### DO THIS:
Check every line of the entries that follow, and copy the ones containing "出生装备".

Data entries
## start

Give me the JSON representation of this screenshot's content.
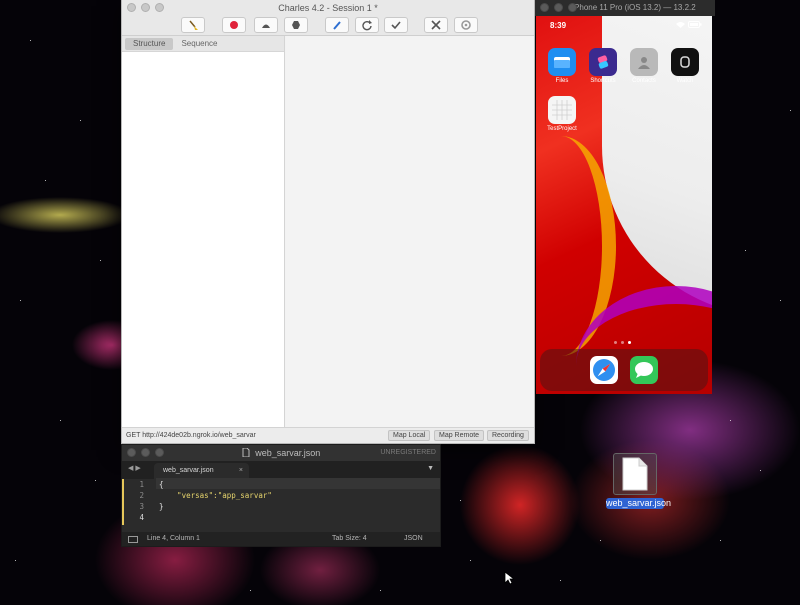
{
  "charles": {
    "title": "Charles 4.2 - Session 1 *",
    "tabs": [
      "Structure",
      "Sequence"
    ],
    "status_text": "GET http://424de02b.ngrok.io/web_sarvar",
    "buttons": {
      "map_local": "Map Local",
      "map_remote": "Map Remote",
      "recording": "Recording"
    },
    "toolbar_icons": [
      "broom-icon",
      "record-icon",
      "throttle-icon",
      "breakpoint-icon",
      "compose-icon",
      "repeat-icon",
      "validate-icon",
      "tools-icon",
      "settings-icon"
    ]
  },
  "simulator": {
    "title": "iPhone 11 Pro (iOS 13.2) — 13.2.2",
    "time": "8:39",
    "apps": [
      {
        "label": "Files",
        "color": "#1f8ef1"
      },
      {
        "label": "Shortcuts",
        "color": "#3b2a8f"
      },
      {
        "label": "Contacts",
        "color": "#b9b9b9"
      },
      {
        "label": "Watch",
        "color": "#111111"
      },
      {
        "label": "TestProject",
        "color": "#f5f5f5"
      }
    ],
    "dock": [
      {
        "name": "Safari",
        "color": "#2f8ff0"
      },
      {
        "name": "Messages",
        "color": "#34c759"
      }
    ]
  },
  "sublime": {
    "window_title": "web_sarvar.json",
    "unregistered": "UNREGISTERED",
    "tab_label": "web_sarvar.json",
    "lines": [
      "{",
      "    \"versas\":\"app_sarvar\"",
      "}",
      ""
    ],
    "line_numbers": [
      "1",
      "2",
      "3",
      "4"
    ],
    "status_position": "Line 4, Column 1",
    "status_tab_size": "Tab Size: 4",
    "status_syntax": "JSON"
  },
  "desktop": {
    "file_label": "web_sarvar.json"
  }
}
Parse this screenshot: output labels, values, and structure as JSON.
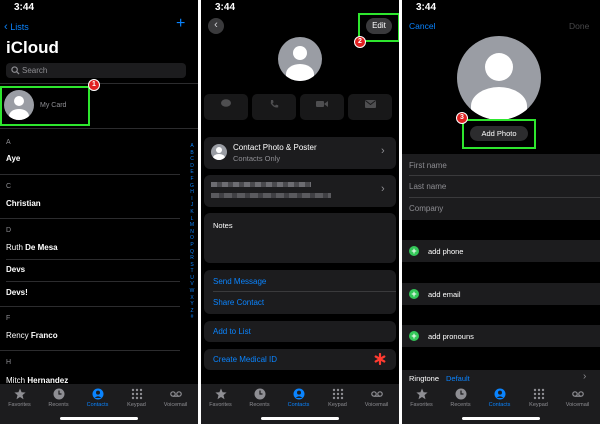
{
  "panel1": {
    "time": "3:44",
    "back_label": "Lists",
    "add_symbol": "+",
    "title": "iCloud",
    "search_placeholder": "Search",
    "my_card_label": "My Card",
    "step_badge": "1",
    "sections": [
      {
        "letter": "A",
        "names": [
          "Aye"
        ]
      },
      {
        "letter": "C",
        "names": [
          "Christian"
        ]
      },
      {
        "letter": "D",
        "names": [
          "Ruth De Mesa",
          "Devs",
          "Devs!"
        ]
      },
      {
        "letter": "F",
        "names": [
          "Rency Franco"
        ]
      },
      {
        "letter": "H",
        "names": [
          "Mitch Hernandez"
        ]
      }
    ],
    "index_letters": [
      "A",
      "B",
      "C",
      "D",
      "E",
      "F",
      "G",
      "H",
      "I",
      "J",
      "K",
      "L",
      "M",
      "N",
      "O",
      "P",
      "Q",
      "R",
      "S",
      "T",
      "U",
      "V",
      "W",
      "X",
      "Y",
      "Z",
      "#"
    ]
  },
  "panel2": {
    "time": "3:44",
    "edit_label": "Edit",
    "step_badge": "2",
    "action_buttons": [
      "message",
      "call",
      "video",
      "mail"
    ],
    "contact_photo_title": "Contact Photo & Poster",
    "contact_photo_sub": "Contacts Only",
    "notes_label": "Notes",
    "send_message": "Send Message",
    "share_contact": "Share Contact",
    "add_to_list": "Add to List",
    "create_medical_id": "Create Medical ID"
  },
  "panel3": {
    "time": "3:44",
    "cancel_label": "Cancel",
    "done_label": "Done",
    "add_photo_label": "Add Photo",
    "step_badge": "3",
    "first_name_placeholder": "First name",
    "last_name_placeholder": "Last name",
    "company_placeholder": "Company",
    "add_phone": "add phone",
    "add_email": "add email",
    "add_pronouns": "add pronouns",
    "ringtone_label": "Ringtone",
    "ringtone_value": "Default"
  },
  "tabbar": {
    "tabs": [
      "Favorites",
      "Recents",
      "Contacts",
      "Keypad",
      "Voicemail"
    ],
    "active": "Contacts"
  },
  "colors": {
    "accent": "#0a84ff",
    "highlight": "#2ee62e",
    "badge": "#e02020",
    "add_green": "#34c759"
  }
}
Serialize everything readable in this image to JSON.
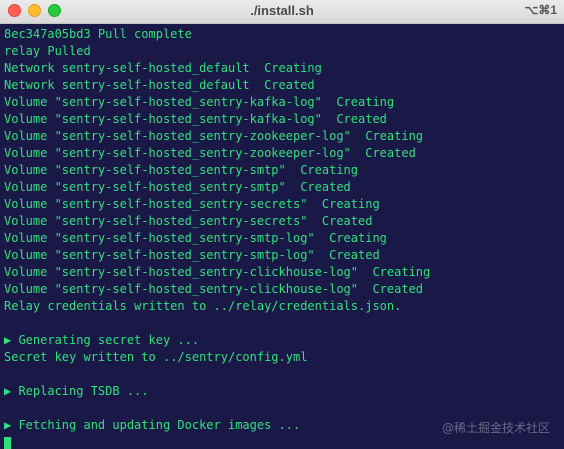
{
  "window": {
    "title": "./install.sh",
    "shortcut": "⌥⌘1"
  },
  "colors": {
    "background": "#1a1846",
    "text": "#2fe07f"
  },
  "terminal": {
    "lines": [
      "8ec347a05bd3 Pull complete",
      "relay Pulled",
      "Network sentry-self-hosted_default  Creating",
      "Network sentry-self-hosted_default  Created",
      "Volume \"sentry-self-hosted_sentry-kafka-log\"  Creating",
      "Volume \"sentry-self-hosted_sentry-kafka-log\"  Created",
      "Volume \"sentry-self-hosted_sentry-zookeeper-log\"  Creating",
      "Volume \"sentry-self-hosted_sentry-zookeeper-log\"  Created",
      "Volume \"sentry-self-hosted_sentry-smtp\"  Creating",
      "Volume \"sentry-self-hosted_sentry-smtp\"  Created",
      "Volume \"sentry-self-hosted_sentry-secrets\"  Creating",
      "Volume \"sentry-self-hosted_sentry-secrets\"  Created",
      "Volume \"sentry-self-hosted_sentry-smtp-log\"  Creating",
      "Volume \"sentry-self-hosted_sentry-smtp-log\"  Created",
      "Volume \"sentry-self-hosted_sentry-clickhouse-log\"  Creating",
      "Volume \"sentry-self-hosted_sentry-clickhouse-log\"  Created",
      "Relay credentials written to ../relay/credentials.json.",
      "",
      "▶ Generating secret key ...",
      "Secret key written to ../sentry/config.yml",
      "",
      "▶ Replacing TSDB ...",
      "",
      "▶ Fetching and updating Docker images ..."
    ]
  },
  "watermark": "@稀土掘金技术社区"
}
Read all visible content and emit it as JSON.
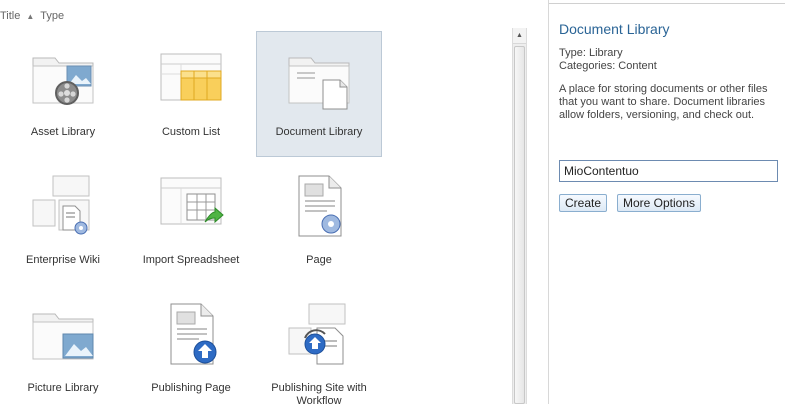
{
  "sort": {
    "title": "Title",
    "type": "Type"
  },
  "tiles": [
    {
      "label": "Asset Library",
      "icon": "asset-library-icon",
      "selected": false
    },
    {
      "label": "Custom List",
      "icon": "custom-list-icon",
      "selected": false
    },
    {
      "label": "Document Library",
      "icon": "document-library-icon",
      "selected": true
    },
    {
      "label": "Enterprise Wiki",
      "icon": "enterprise-wiki-icon",
      "selected": false
    },
    {
      "label": "Import Spreadsheet",
      "icon": "import-spreadsheet-icon",
      "selected": false
    },
    {
      "label": "Page",
      "icon": "page-icon",
      "selected": false
    },
    {
      "label": "Picture Library",
      "icon": "picture-library-icon",
      "selected": false
    },
    {
      "label": "Publishing Page",
      "icon": "publishing-page-icon",
      "selected": false
    },
    {
      "label": "Publishing Site with Workflow",
      "icon": "publishing-site-workflow-icon",
      "selected": false
    }
  ],
  "panel": {
    "title": "Document Library",
    "type_line": "Type: Library",
    "categories_line": "Categories: Content",
    "description": "A place for storing documents or other files that you want to share. Document libraries allow folders, versioning, and check out.",
    "name_value": "MioContentuo",
    "create_label": "Create",
    "more_options_label": "More Options"
  },
  "colors": {
    "accent": "#2a6496",
    "selected_bg": "#e2e8ee",
    "button_border": "#8aaecf"
  }
}
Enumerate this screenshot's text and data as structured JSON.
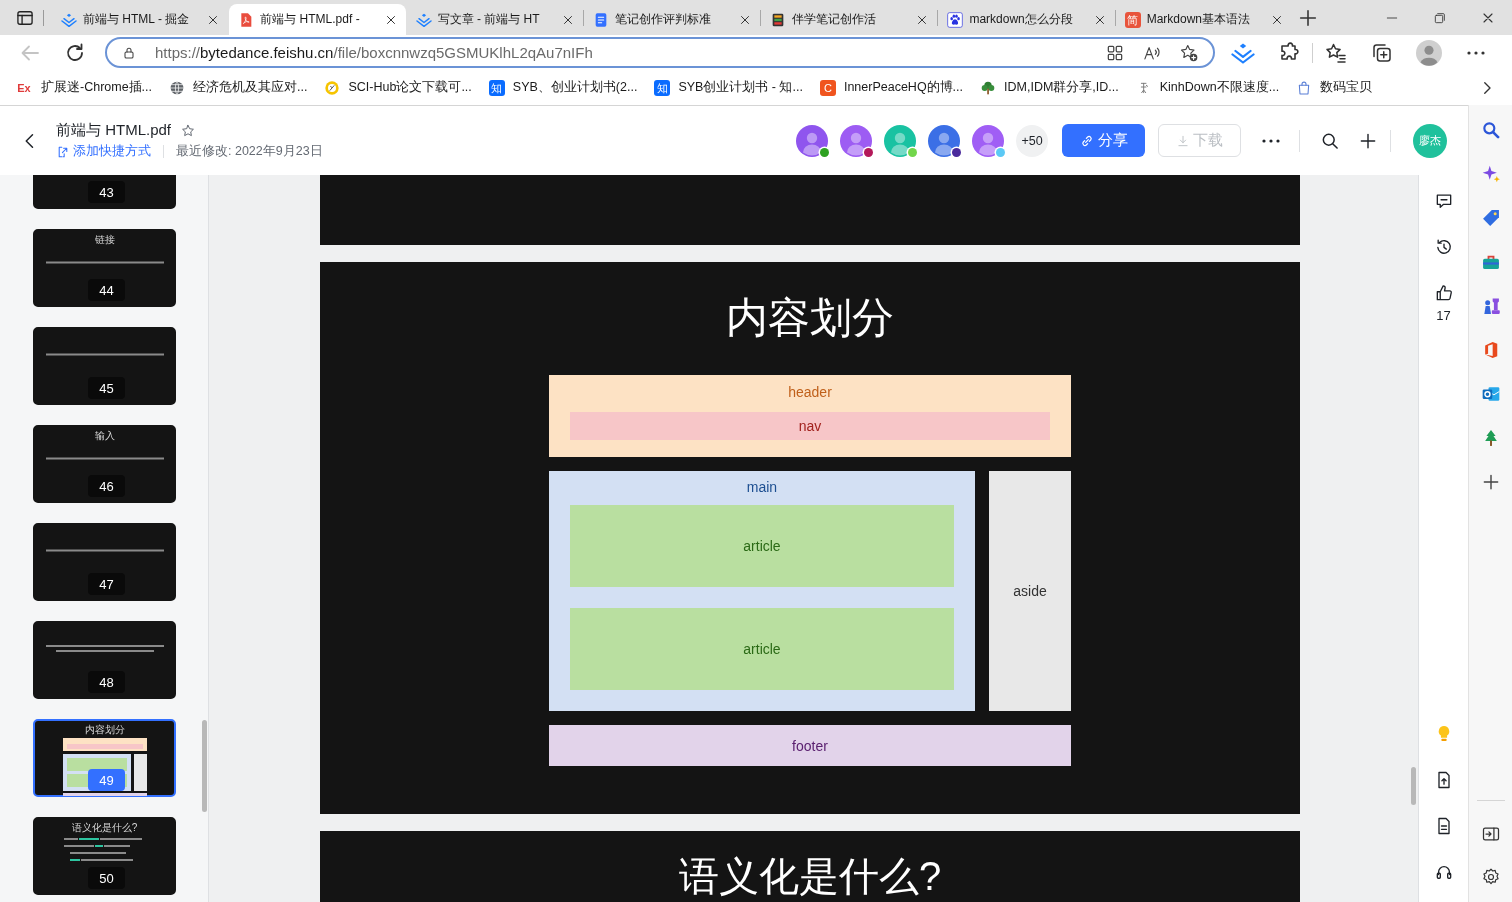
{
  "browser": {
    "tabs": [
      {
        "title": "前端与 HTML - 掘金",
        "selected": false
      },
      {
        "title": "前端与 HTML.pdf -",
        "selected": true
      },
      {
        "title": "写文章 - 前端与 HT",
        "selected": false
      },
      {
        "title": "笔记创作评判标准",
        "selected": false
      },
      {
        "title": "伴学笔记创作活",
        "selected": false
      },
      {
        "title": "markdown怎么分段",
        "selected": false
      },
      {
        "title": "Markdown基本语法",
        "selected": false,
        "icon_text": "简"
      }
    ],
    "address_bar": {
      "back_button": {
        "disabled": true
      },
      "url": "https://bytedance.feishu.cn/file/boxcnnwzq5GSMUKlhL2qAu7nIFh"
    },
    "bookmarks": [
      {
        "label": "扩展迷-Chrome插...",
        "icon_text": "Ex"
      },
      {
        "label": "经济危机及其应对..."
      },
      {
        "label": "SCI-Hub论文下载可..."
      },
      {
        "label": "SYB、创业计划书(2...",
        "icon_text": "知"
      },
      {
        "label": "SYB创业计划书 - 知...",
        "icon_text": "知"
      },
      {
        "label": "InnerPeaceHQ的博...",
        "icon_text": "C"
      },
      {
        "label": "IDM,IDM群分享,ID..."
      },
      {
        "label": "KinhDown不限速度..."
      },
      {
        "label": "数码宝贝"
      }
    ]
  },
  "header": {
    "title": "前端与 HTML.pdf",
    "shortcut_link": "添加快捷方式",
    "modified": "最近修改: 2022年9月23日",
    "collaborators": [
      {
        "color": "#2ea121"
      },
      {
        "color": "#b3195a"
      },
      {
        "color": "#72d64b"
      },
      {
        "color": "#4a2a9c"
      },
      {
        "color": "#5cc9f5"
      }
    ],
    "more_count": "+50",
    "share_button": "分享",
    "download_button": {
      "label": "下载",
      "disabled": true
    },
    "user_avatar": "廖杰"
  },
  "thumbnails": [
    {
      "number": "43",
      "kind": "none",
      "selected": false
    },
    {
      "number": "44",
      "kind": "line",
      "title": "链接",
      "selected": false
    },
    {
      "number": "45",
      "kind": "line",
      "selected": false
    },
    {
      "number": "46",
      "kind": "line",
      "title": "输入",
      "selected": false
    },
    {
      "number": "47",
      "kind": "line",
      "selected": false
    },
    {
      "number": "48",
      "kind": "lines",
      "selected": false
    },
    {
      "number": "49",
      "kind": "diagram",
      "title": "内容划分",
      "selected": true
    },
    {
      "number": "50",
      "kind": "bullets",
      "title": "语义化是什么?",
      "selected": false
    }
  ],
  "document": {
    "slides": [
      {
        "kind": "blank"
      },
      {
        "kind": "layout",
        "title": "内容划分",
        "diagram": {
          "header": "header",
          "nav": "nav",
          "main": "main",
          "articles": [
            "article",
            "article"
          ],
          "aside": "aside",
          "footer": "footer"
        }
      },
      {
        "kind": "title",
        "title": "语义化是什么?"
      }
    ]
  },
  "side_rail": {
    "like_count": "17"
  }
}
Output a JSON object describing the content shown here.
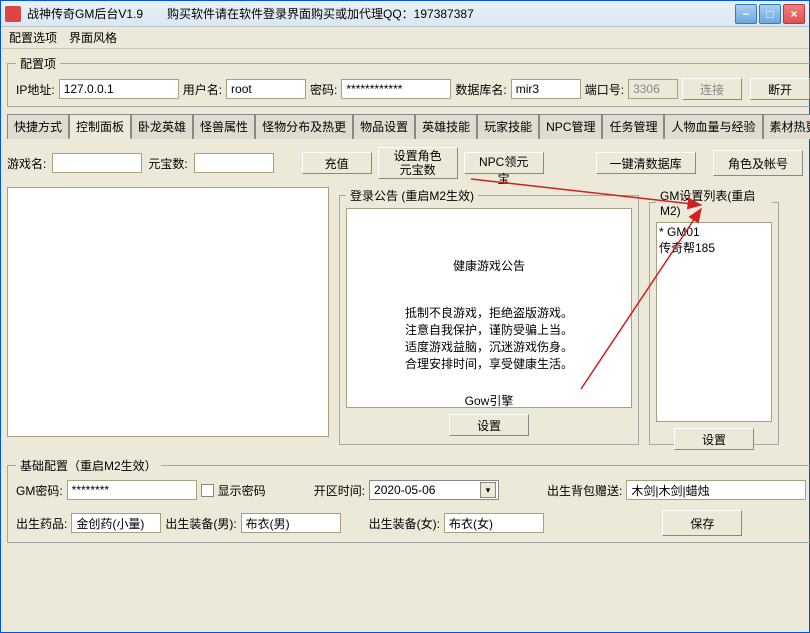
{
  "title": "战神传奇GM后台V1.9　　购买软件请在软件登录界面购买或加代理QQ：197387387",
  "menubar": [
    "配置选项",
    "界面风格"
  ],
  "config": {
    "legend": "配置项",
    "ip_label": "IP地址:",
    "ip": "127.0.0.1",
    "user_label": "用户名:",
    "user": "root",
    "pwd_label": "密码:",
    "pwd": "************",
    "db_label": "数据库名:",
    "db": "mir3",
    "port_label": "端口号:",
    "port": "3306",
    "connect": "连接",
    "disconnect": "断开"
  },
  "tabs": [
    "快捷方式",
    "控制面板",
    "卧龙英雄",
    "怪兽属性",
    "怪物分布及热更",
    "物品设置",
    "英雄技能",
    "玩家技能",
    "NPC管理",
    "任务管理",
    "人物血量与经验",
    "素材热更"
  ],
  "active_tab": 1,
  "panel": {
    "game_label": "游戏名:",
    "yb_label": "元宝数:",
    "recharge": "充值",
    "set_char_yb": "设置角色元宝数",
    "npc_yb": "NPC领元宝",
    "clear_db": "一键清数据库",
    "char_acct": "角色及帐号"
  },
  "login_notice": {
    "legend": "登录公告 (重启M2生效)",
    "title": "健康游戏公告",
    "lines": [
      "抵制不良游戏，拒绝盗版游戏。",
      "注意自我保护，谨防受骗上当。",
      "适度游戏益脑，沉迷游戏伤身。",
      "合理安排时间，享受健康生活。"
    ],
    "footer": "Gow引擎",
    "set_btn": "设置"
  },
  "gm_list": {
    "legend": "GM设置列表(重启M2)",
    "items": [
      "* GM01",
      "传奇帮185"
    ],
    "set_btn": "设置"
  },
  "basic": {
    "legend": "基础配置（重启M2生效）",
    "gmpwd_label": "GM密码:",
    "gmpwd": "********",
    "showpwd": "显示密码",
    "open_label": "开区时间:",
    "open": "2020-05-06",
    "gift_label": "出生背包赠送:",
    "gift": "木剑|木剑|蜡烛",
    "med_label": "出生药品:",
    "med": "金创药(小量)",
    "equipm_label": "出生装备(男):",
    "equipm": "布衣(男)",
    "equipf_label": "出生装备(女):",
    "equipf": "布衣(女)",
    "save": "保存"
  },
  "winbtns": {
    "min": "−",
    "max": "□",
    "close": "×"
  }
}
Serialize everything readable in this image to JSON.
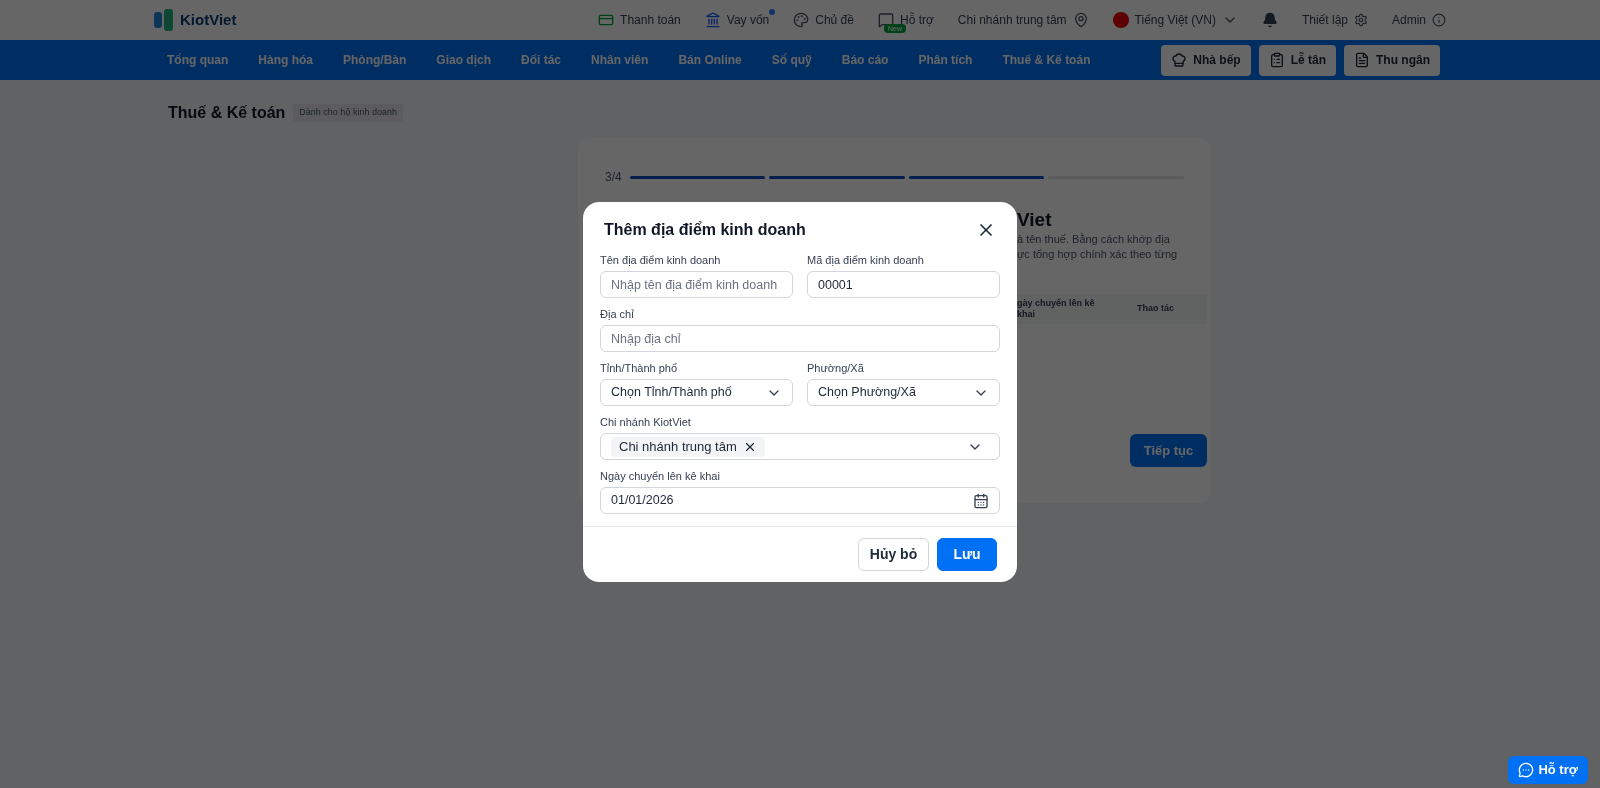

## end

### RESULT OF THE TASK:
    "equipm_label": "出生装备(男):",
    "equipf_label": "出生装备(女):",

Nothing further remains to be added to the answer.